Copy out every line exactly, passing over the pictures.
#### Supplied entries
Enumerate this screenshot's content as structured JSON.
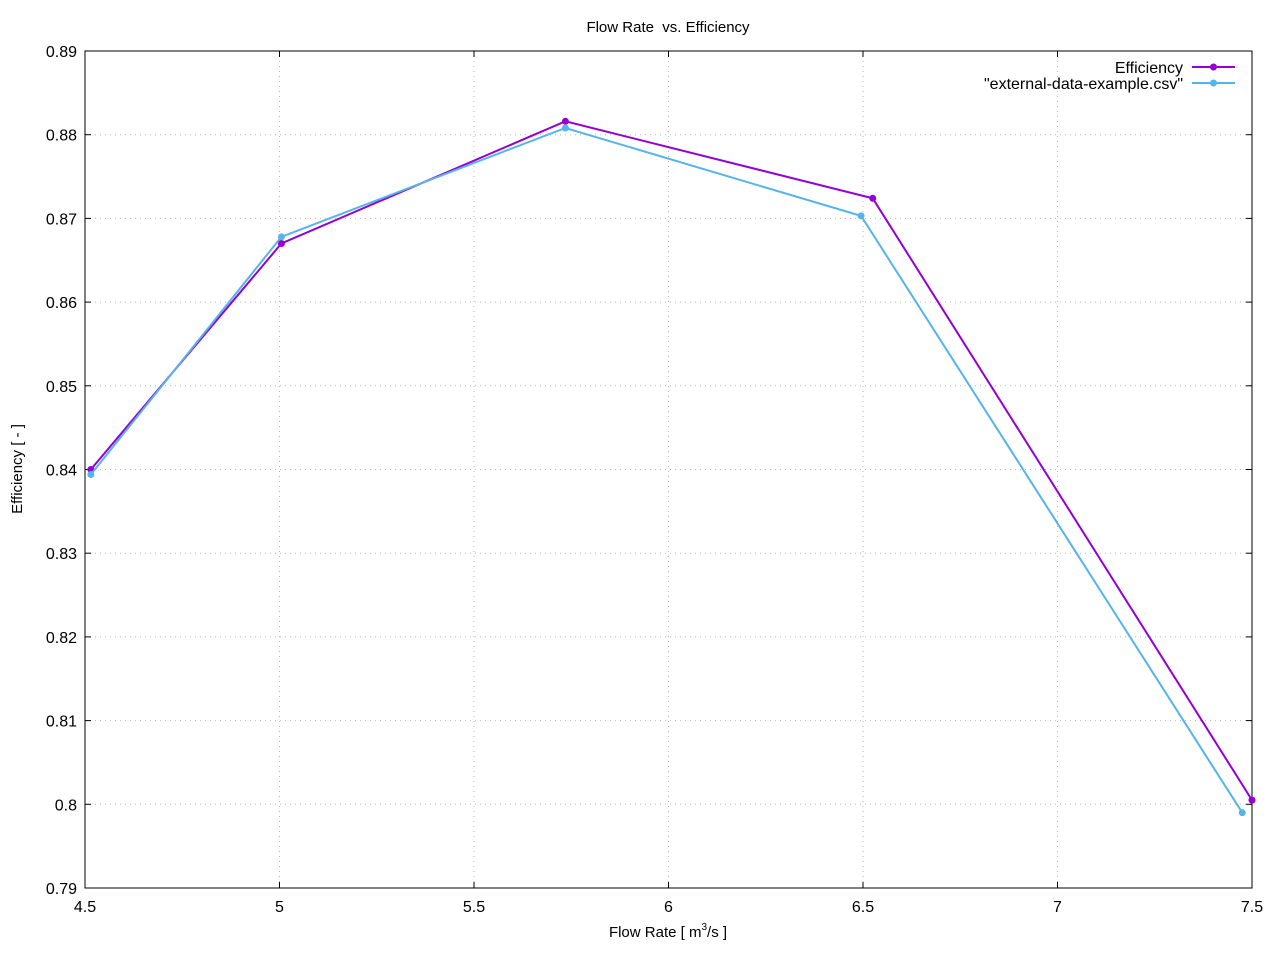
{
  "chart_data": {
    "type": "line",
    "title": "Flow Rate  vs. Efficiency",
    "xlabel": "Flow Rate [ m",
    "xlabel_sup": "3",
    "xlabel_end": "/s ]",
    "ylabel": "Efficiency [ - ]",
    "xlim": [
      4.5,
      7.5
    ],
    "ylim": [
      0.79,
      0.89
    ],
    "x_ticks": [
      "4.5",
      "5",
      "5.5",
      "6",
      "6.5",
      "7",
      "7.5"
    ],
    "y_ticks": [
      "0.79",
      "0.8",
      "0.81",
      "0.82",
      "0.83",
      "0.84",
      "0.85",
      "0.86",
      "0.87",
      "0.88",
      "0.89"
    ],
    "grid": true,
    "legend_position": "top-right",
    "series": [
      {
        "name": "Efficiency",
        "color": "#9400d3",
        "x": [
          4.515,
          5.005,
          5.735,
          6.525,
          7.5
        ],
        "y": [
          0.84,
          0.867,
          0.8816,
          0.8724,
          0.8005
        ]
      },
      {
        "name": "\"external-data-example.csv\"",
        "color": "#56b4e9",
        "x": [
          4.515,
          5.005,
          5.735,
          6.495,
          7.475
        ],
        "y": [
          0.8394,
          0.8678,
          0.8808,
          0.8703,
          0.799
        ]
      }
    ]
  }
}
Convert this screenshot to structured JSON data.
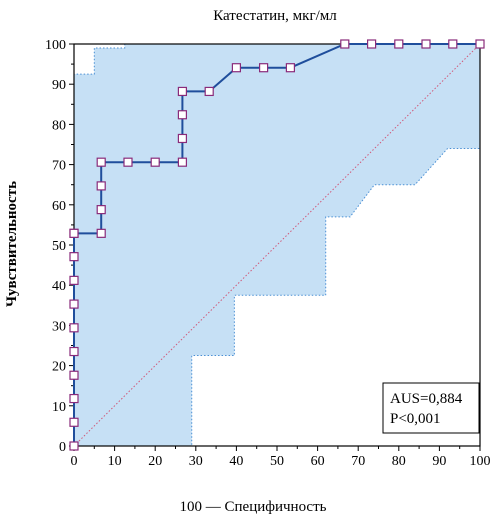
########
The answer:
Enumerate this screenshot's content as structured JSON.
{
  "chart_data": {
    "type": "line",
    "title": "Flow Rate  vs. Efficiency",
    "xlabel": "Flow Rate [ m",
    "xlabel_sup": "3",
    "xlabel_end": "/s ]",
    "ylabel": "Efficiency [ - ]",
    "xlim": [
      4.5,
      7.5
    ],
    "ylim": [
      0.79,
      0.89
    ],
    "x_ticks": [
      "4.5",
      "5",
      "5.5",
      "6",
      "6.5",
      "7",
      "7.5"
    ],
    "y_ticks": [
      "0.79",
      "0.8",
      "0.81",
      "0.82",
      "0.83",
      "0.84",
      "0.85",
      "0.86",
      "0.87",
      "0.88",
      "0.89"
    ],
    "grid": true,
    "legend_position": "top-right",
    "series": [
      {
        "name": "Efficiency",
        "color": "#9400d3",
        "x": [
          4.515,
          5.005,
          5.735,
          6.525,
          7.5
        ],
        "y": [
          0.84,
          0.867,
          0.8816,
          0.8724,
          0.8005
        ]
      },
      {
        "name": "\"external-data-example.csv\"",
        "color": "#56b4e9",
        "x": [
          4.515,
          5.005,
          5.735,
          6.495,
          7.475
        ],
        "y": [
          0.8394,
          0.8678,
          0.8808,
          0.8703,
          0.799
        ]
      }
    ]
  }
}
Convert this screenshot to structured JSON data.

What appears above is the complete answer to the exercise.